- _ENTRIES PROVIDED_:
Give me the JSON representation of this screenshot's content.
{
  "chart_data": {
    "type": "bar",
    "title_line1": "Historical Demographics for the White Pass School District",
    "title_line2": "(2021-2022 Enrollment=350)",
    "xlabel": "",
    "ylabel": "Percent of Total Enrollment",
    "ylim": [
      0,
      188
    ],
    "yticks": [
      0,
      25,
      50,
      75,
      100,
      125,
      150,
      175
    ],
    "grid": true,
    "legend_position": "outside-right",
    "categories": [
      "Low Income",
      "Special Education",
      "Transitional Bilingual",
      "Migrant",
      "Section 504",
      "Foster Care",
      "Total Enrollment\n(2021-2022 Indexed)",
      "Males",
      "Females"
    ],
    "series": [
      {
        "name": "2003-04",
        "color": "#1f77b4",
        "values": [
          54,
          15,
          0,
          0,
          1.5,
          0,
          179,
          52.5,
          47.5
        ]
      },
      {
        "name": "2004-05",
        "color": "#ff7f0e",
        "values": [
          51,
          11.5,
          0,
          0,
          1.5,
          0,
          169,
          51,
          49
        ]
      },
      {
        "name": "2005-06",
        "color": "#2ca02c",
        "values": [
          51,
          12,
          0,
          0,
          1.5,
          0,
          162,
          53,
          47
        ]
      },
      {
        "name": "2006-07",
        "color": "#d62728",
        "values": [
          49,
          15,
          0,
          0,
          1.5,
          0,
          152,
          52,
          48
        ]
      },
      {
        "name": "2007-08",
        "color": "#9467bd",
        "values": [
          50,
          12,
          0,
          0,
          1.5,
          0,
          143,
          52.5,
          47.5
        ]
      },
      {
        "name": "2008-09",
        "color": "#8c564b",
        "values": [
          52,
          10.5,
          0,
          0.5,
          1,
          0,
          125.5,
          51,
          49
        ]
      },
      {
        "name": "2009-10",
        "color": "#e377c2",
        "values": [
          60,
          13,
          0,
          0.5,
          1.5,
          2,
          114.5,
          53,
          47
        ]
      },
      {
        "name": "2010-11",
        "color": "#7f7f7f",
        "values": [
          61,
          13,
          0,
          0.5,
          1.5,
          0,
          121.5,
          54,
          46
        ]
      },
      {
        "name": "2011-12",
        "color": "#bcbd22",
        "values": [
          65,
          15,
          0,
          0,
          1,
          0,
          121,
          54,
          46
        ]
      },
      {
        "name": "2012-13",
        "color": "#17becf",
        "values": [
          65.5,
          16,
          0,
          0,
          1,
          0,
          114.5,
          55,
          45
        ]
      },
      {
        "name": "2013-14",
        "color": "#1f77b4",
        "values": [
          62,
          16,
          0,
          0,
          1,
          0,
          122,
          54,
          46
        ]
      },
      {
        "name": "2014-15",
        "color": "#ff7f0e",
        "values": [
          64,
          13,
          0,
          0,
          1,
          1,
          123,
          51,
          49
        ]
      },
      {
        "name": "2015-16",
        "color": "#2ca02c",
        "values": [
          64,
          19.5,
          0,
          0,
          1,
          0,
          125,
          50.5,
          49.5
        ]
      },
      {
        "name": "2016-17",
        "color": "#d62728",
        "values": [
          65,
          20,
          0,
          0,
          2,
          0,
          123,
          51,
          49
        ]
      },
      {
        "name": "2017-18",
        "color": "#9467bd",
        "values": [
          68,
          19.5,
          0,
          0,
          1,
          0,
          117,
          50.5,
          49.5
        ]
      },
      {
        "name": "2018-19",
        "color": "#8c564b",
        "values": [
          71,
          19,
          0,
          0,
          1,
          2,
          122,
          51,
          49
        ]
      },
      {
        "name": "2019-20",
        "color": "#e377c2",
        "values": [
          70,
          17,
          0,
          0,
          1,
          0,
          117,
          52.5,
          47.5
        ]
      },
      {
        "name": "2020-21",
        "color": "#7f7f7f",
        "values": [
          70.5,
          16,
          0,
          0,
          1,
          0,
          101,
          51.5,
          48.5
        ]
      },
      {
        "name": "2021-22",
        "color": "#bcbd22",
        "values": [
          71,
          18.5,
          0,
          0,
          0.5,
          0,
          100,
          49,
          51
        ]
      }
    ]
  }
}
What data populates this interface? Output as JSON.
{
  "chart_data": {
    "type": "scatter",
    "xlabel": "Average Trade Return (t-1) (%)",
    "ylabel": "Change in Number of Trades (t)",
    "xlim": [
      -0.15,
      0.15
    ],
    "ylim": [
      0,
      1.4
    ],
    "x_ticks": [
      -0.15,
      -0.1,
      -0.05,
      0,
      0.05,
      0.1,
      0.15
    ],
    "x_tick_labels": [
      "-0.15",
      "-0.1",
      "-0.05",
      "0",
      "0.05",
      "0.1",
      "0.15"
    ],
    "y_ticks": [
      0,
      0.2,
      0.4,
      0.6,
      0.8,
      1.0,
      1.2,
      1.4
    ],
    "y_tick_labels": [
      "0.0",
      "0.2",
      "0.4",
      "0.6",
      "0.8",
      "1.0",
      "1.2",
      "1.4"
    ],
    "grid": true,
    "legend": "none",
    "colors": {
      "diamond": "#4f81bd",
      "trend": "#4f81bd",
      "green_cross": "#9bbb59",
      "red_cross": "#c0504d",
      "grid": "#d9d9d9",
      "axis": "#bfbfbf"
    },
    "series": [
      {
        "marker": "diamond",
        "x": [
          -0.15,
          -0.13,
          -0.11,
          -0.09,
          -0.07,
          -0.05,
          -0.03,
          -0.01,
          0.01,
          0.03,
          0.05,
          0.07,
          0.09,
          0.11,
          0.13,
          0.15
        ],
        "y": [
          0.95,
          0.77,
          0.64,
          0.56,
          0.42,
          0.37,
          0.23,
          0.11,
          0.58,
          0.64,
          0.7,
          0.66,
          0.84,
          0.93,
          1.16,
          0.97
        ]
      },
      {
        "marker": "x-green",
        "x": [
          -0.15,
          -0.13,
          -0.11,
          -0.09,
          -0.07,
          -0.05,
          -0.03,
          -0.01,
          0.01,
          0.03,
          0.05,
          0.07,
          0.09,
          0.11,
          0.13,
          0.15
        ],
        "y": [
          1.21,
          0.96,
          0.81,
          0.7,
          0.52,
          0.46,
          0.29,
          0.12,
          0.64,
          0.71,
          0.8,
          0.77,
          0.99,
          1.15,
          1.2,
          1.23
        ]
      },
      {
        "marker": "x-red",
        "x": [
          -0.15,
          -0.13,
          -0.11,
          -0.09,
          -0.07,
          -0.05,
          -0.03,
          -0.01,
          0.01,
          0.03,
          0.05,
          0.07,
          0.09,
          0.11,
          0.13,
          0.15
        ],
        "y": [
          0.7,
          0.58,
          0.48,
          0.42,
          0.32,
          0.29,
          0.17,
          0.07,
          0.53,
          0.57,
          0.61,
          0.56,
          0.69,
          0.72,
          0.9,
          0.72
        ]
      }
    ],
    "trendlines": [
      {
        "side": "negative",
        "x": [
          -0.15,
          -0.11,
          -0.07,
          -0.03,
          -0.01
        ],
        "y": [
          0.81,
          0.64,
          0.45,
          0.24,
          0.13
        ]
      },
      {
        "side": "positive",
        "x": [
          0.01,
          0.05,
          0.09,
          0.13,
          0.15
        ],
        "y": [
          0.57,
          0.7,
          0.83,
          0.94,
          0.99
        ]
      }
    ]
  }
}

- _THE REQUEST_: Write out all of the records above exactly as they appear.

- _COMPLETED TASK_:
Give me the JSON representation of this screenshot's content.
{
  "chart_data": {
    "type": "bar",
    "title_line1": "Historical Demographics for the White Pass School District",
    "title_line2": "(2021-2022 Enrollment=350)",
    "xlabel": "",
    "ylabel": "Percent of Total Enrollment",
    "ylim": [
      0,
      188
    ],
    "yticks": [
      0,
      25,
      50,
      75,
      100,
      125,
      150,
      175
    ],
    "grid": true,
    "legend_position": "outside-right",
    "categories": [
      "Low Income",
      "Special Education",
      "Transitional Bilingual",
      "Migrant",
      "Section 504",
      "Foster Care",
      "Total Enrollment\n(2021-2022 Indexed)",
      "Males",
      "Females"
    ],
    "series": [
      {
        "name": "2003-04",
        "color": "#1f77b4",
        "values": [
          54,
          15,
          0,
          0,
          1.5,
          0,
          179,
          52.5,
          47.5
        ]
      },
      {
        "name": "2004-05",
        "color": "#ff7f0e",
        "values": [
          51,
          11.5,
          0,
          0,
          1.5,
          0,
          169,
          51,
          49
        ]
      },
      {
        "name": "2005-06",
        "color": "#2ca02c",
        "values": [
          51,
          12,
          0,
          0,
          1.5,
          0,
          162,
          53,
          47
        ]
      },
      {
        "name": "2006-07",
        "color": "#d62728",
        "values": [
          49,
          15,
          0,
          0,
          1.5,
          0,
          152,
          52,
          48
        ]
      },
      {
        "name": "2007-08",
        "color": "#9467bd",
        "values": [
          50,
          12,
          0,
          0,
          1.5,
          0,
          143,
          52.5,
          47.5
        ]
      },
      {
        "name": "2008-09",
        "color": "#8c564b",
        "values": [
          52,
          10.5,
          0,
          0.5,
          1,
          0,
          125.5,
          51,
          49
        ]
      },
      {
        "name": "2009-10",
        "color": "#e377c2",
        "values": [
          60,
          13,
          0,
          0.5,
          1.5,
          2,
          114.5,
          53,
          47
        ]
      },
      {
        "name": "2010-11",
        "color": "#7f7f7f",
        "values": [
          61,
          13,
          0,
          0.5,
          1.5,
          0,
          121.5,
          54,
          46
        ]
      },
      {
        "name": "2011-12",
        "color": "#bcbd22",
        "values": [
          65,
          15,
          0,
          0,
          1,
          0,
          121,
          54,
          46
        ]
      },
      {
        "name": "2012-13",
        "color": "#17becf",
        "values": [
          65.5,
          16,
          0,
          0,
          1,
          0,
          114.5,
          55,
          45
        ]
      },
      {
        "name": "2013-14",
        "color": "#1f77b4",
        "values": [
          62,
          16,
          0,
          0,
          1,
          0,
          122,
          54,
          46
        ]
      },
      {
        "name": "2014-15",
        "color": "#ff7f0e",
        "values": [
          64,
          13,
          0,
          0,
          1,
          1,
          123,
          51,
          49
        ]
      },
      {
        "name": "2015-16",
        "color": "#2ca02c",
        "values": [
          64,
          19.5,
          0,
          0,
          1,
          0,
          125,
          50.5,
          49.5
        ]
      },
      {
        "name": "2016-17",
        "color": "#d62728",
        "values": [
          65,
          20,
          0,
          0,
          2,
          0,
          123,
          51,
          49
        ]
      },
      {
        "name": "2017-18",
        "color": "#9467bd",
        "values": [
          68,
          19.5,
          0,
          0,
          1,
          0,
          117,
          50.5,
          49.5
        ]
      },
      {
        "name": "2018-19",
        "color": "#8c564b",
        "values": [
          71,
          19,
          0,
          0,
          1,
          2,
          122,
          51,
          49
        ]
      },
      {
        "name": "2019-20",
        "color": "#e377c2",
        "values": [
          70,
          17,
          0,
          0,
          1,
          0,
          117,
          52.5,
          47.5
        ]
      },
      {
        "name": "2020-21",
        "color": "#7f7f7f",
        "values": [
          70.5,
          16,
          0,
          0,
          1,
          0,
          101,
          51.5,
          48.5
        ]
      },
      {
        "name": "2021-22",
        "color": "#bcbd22",
        "values": [
          71,
          18.5,
          0,
          0,
          0.5,
          0,
          100,
          49,
          51
        ]
      }
    ]
  }
}
What data populates this interface? Output as JSON.
{
  "chart_data": {
    "type": "scatter",
    "xlabel": "Average Trade Return (t-1) (%)",
    "ylabel": "Change in Number of Trades (t)",
    "xlim": [
      -0.15,
      0.15
    ],
    "ylim": [
      0,
      1.4
    ],
    "x_ticks": [
      -0.15,
      -0.1,
      -0.05,
      0,
      0.05,
      0.1,
      0.15
    ],
    "x_tick_labels": [
      "-0.15",
      "-0.1",
      "-0.05",
      "0",
      "0.05",
      "0.1",
      "0.15"
    ],
    "y_ticks": [
      0,
      0.2,
      0.4,
      0.6,
      0.8,
      1.0,
      1.2,
      1.4
    ],
    "y_tick_labels": [
      "0.0",
      "0.2",
      "0.4",
      "0.6",
      "0.8",
      "1.0",
      "1.2",
      "1.4"
    ],
    "grid": true,
    "legend": "none",
    "colors": {
      "diamond": "#4f81bd",
      "trend": "#4f81bd",
      "green_cross": "#9bbb59",
      "red_cross": "#c0504d",
      "grid": "#d9d9d9",
      "axis": "#bfbfbf"
    },
    "series": [
      {
        "marker": "diamond",
        "x": [
          -0.15,
          -0.13,
          -0.11,
          -0.09,
          -0.07,
          -0.05,
          -0.03,
          -0.01,
          0.01,
          0.03,
          0.05,
          0.07,
          0.09,
          0.11,
          0.13,
          0.15
        ],
        "y": [
          0.95,
          0.77,
          0.64,
          0.56,
          0.42,
          0.37,
          0.23,
          0.11,
          0.58,
          0.64,
          0.7,
          0.66,
          0.84,
          0.93,
          1.16,
          0.97
        ]
      },
      {
        "marker": "x-green",
        "x": [
          -0.15,
          -0.13,
          -0.11,
          -0.09,
          -0.07,
          -0.05,
          -0.03,
          -0.01,
          0.01,
          0.03,
          0.05,
          0.07,
          0.09,
          0.11,
          0.13,
          0.15
        ],
        "y": [
          1.21,
          0.96,
          0.81,
          0.7,
          0.52,
          0.46,
          0.29,
          0.12,
          0.64,
          0.71,
          0.8,
          0.77,
          0.99,
          1.15,
          1.2,
          1.23
        ]
      },
      {
        "marker": "x-red",
        "x": [
          -0.15,
          -0.13,
          -0.11,
          -0.09,
          -0.07,
          -0.05,
          -0.03,
          -0.01,
          0.01,
          0.03,
          0.05,
          0.07,
          0.09,
          0.11,
          0.13,
          0.15
        ],
        "y": [
          0.7,
          0.58,
          0.48,
          0.42,
          0.32,
          0.29,
          0.17,
          0.07,
          0.53,
          0.57,
          0.61,
          0.56,
          0.69,
          0.72,
          0.9,
          0.72
        ]
      }
    ],
    "trendlines": [
      {
        "side": "negative",
        "x": [
          -0.15,
          -0.11,
          -0.07,
          -0.03,
          -0.01
        ],
        "y": [
          0.81,
          0.64,
          0.45,
          0.24,
          0.13
        ]
      },
      {
        "side": "positive",
        "x": [
          0.01,
          0.05,
          0.09,
          0.13,
          0.15
        ],
        "y": [
          0.57,
          0.7,
          0.83,
          0.94,
          0.99
        ]
      }
    ]
  }
}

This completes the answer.